====== Input rows

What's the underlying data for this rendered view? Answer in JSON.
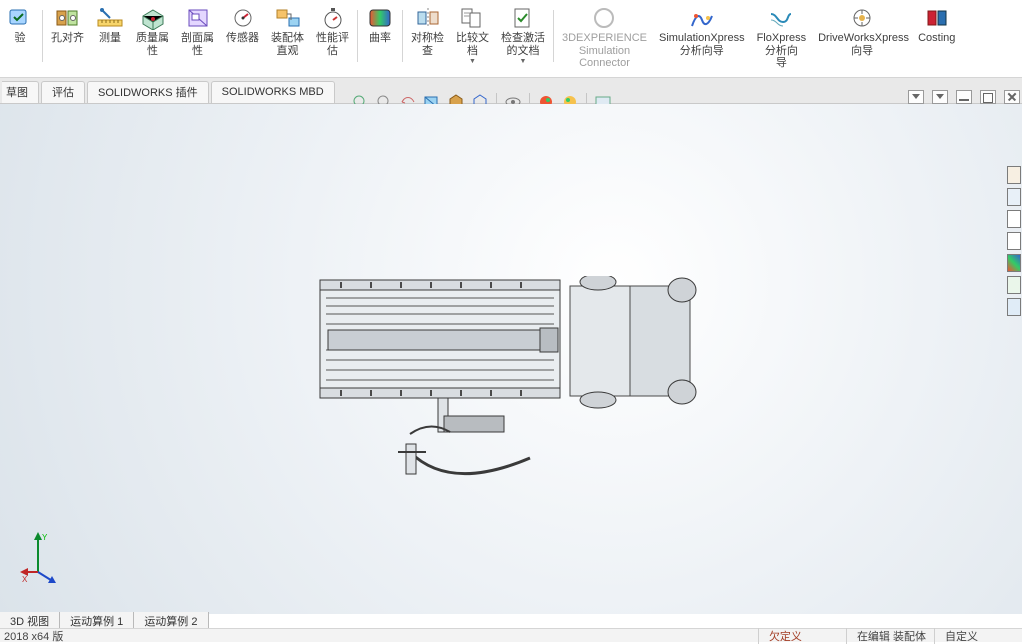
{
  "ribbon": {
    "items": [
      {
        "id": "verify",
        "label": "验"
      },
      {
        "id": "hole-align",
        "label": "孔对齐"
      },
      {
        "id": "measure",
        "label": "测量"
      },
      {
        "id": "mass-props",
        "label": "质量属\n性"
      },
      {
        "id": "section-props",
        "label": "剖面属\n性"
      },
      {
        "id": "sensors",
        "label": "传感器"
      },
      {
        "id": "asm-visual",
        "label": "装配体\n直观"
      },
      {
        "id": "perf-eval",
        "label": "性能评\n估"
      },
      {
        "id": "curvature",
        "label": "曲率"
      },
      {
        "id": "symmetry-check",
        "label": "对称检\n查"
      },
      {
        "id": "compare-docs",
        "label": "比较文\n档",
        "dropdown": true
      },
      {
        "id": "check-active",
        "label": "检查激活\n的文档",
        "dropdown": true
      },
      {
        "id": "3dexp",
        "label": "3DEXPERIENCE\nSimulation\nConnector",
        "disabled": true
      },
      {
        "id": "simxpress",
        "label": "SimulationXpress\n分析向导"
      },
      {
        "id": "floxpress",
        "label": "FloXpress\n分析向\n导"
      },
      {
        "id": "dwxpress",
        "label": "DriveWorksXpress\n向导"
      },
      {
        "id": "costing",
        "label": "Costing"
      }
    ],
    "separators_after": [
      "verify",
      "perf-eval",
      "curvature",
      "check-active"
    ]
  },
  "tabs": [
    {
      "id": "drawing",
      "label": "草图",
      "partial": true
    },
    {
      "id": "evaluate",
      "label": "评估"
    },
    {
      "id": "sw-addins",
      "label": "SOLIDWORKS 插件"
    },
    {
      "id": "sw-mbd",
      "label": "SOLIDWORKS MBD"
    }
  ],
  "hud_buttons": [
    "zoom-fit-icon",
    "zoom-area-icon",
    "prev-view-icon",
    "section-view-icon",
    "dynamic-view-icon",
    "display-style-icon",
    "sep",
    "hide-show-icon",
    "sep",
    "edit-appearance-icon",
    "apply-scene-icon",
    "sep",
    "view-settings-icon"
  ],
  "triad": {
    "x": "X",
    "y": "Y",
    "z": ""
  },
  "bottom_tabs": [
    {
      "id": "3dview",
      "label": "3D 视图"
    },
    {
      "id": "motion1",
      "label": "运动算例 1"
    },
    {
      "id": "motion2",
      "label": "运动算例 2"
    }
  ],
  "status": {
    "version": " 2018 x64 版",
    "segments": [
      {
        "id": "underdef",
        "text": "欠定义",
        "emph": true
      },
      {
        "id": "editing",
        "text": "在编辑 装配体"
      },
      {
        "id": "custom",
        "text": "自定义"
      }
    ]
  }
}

============

__Task description__
Omit the pictures and output all of the other material exactly.

__Written solution__
What's the underlying data for this rendered view? Answer in JSON.
{
  "ribbon": {
    "items": [
      {
        "id": "verify",
        "label": "验"
      },
      {
        "id": "hole-align",
        "label": "孔对齐"
      },
      {
        "id": "measure",
        "label": "测量"
      },
      {
        "id": "mass-props",
        "label": "质量属\n性"
      },
      {
        "id": "section-props",
        "label": "剖面属\n性"
      },
      {
        "id": "sensors",
        "label": "传感器"
      },
      {
        "id": "asm-visual",
        "label": "装配体\n直观"
      },
      {
        "id": "perf-eval",
        "label": "性能评\n估"
      },
      {
        "id": "curvature",
        "label": "曲率"
      },
      {
        "id": "symmetry-check",
        "label": "对称检\n查"
      },
      {
        "id": "compare-docs",
        "label": "比较文\n档",
        "dropdown": true
      },
      {
        "id": "check-active",
        "label": "检查激活\n的文档",
        "dropdown": true
      },
      {
        "id": "3dexp",
        "label": "3DEXPERIENCE\nSimulation\nConnector",
        "disabled": true
      },
      {
        "id": "simxpress",
        "label": "SimulationXpress\n分析向导"
      },
      {
        "id": "floxpress",
        "label": "FloXpress\n分析向\n导"
      },
      {
        "id": "dwxpress",
        "label": "DriveWorksXpress\n向导"
      },
      {
        "id": "costing",
        "label": "Costing"
      }
    ],
    "separators_after": [
      "verify",
      "perf-eval",
      "curvature",
      "check-active"
    ]
  },
  "tabs": [
    {
      "id": "drawing",
      "label": "草图",
      "partial": true
    },
    {
      "id": "evaluate",
      "label": "评估"
    },
    {
      "id": "sw-addins",
      "label": "SOLIDWORKS 插件"
    },
    {
      "id": "sw-mbd",
      "label": "SOLIDWORKS MBD"
    }
  ],
  "hud_buttons": [
    "zoom-fit-icon",
    "zoom-area-icon",
    "prev-view-icon",
    "section-view-icon",
    "dynamic-view-icon",
    "display-style-icon",
    "sep",
    "hide-show-icon",
    "sep",
    "edit-appearance-icon",
    "apply-scene-icon",
    "sep",
    "view-settings-icon"
  ],
  "triad": {
    "x": "X",
    "y": "Y",
    "z": ""
  },
  "bottom_tabs": [
    {
      "id": "3dview",
      "label": "3D 视图"
    },
    {
      "id": "motion1",
      "label": "运动算例 1"
    },
    {
      "id": "motion2",
      "label": "运动算例 2"
    }
  ],
  "status": {
    "version": " 2018 x64 版",
    "segments": [
      {
        "id": "underdef",
        "text": "欠定义",
        "emph": true
      },
      {
        "id": "editing",
        "text": "在编辑 装配体"
      },
      {
        "id": "custom",
        "text": "自定义"
      }
    ]
  }
}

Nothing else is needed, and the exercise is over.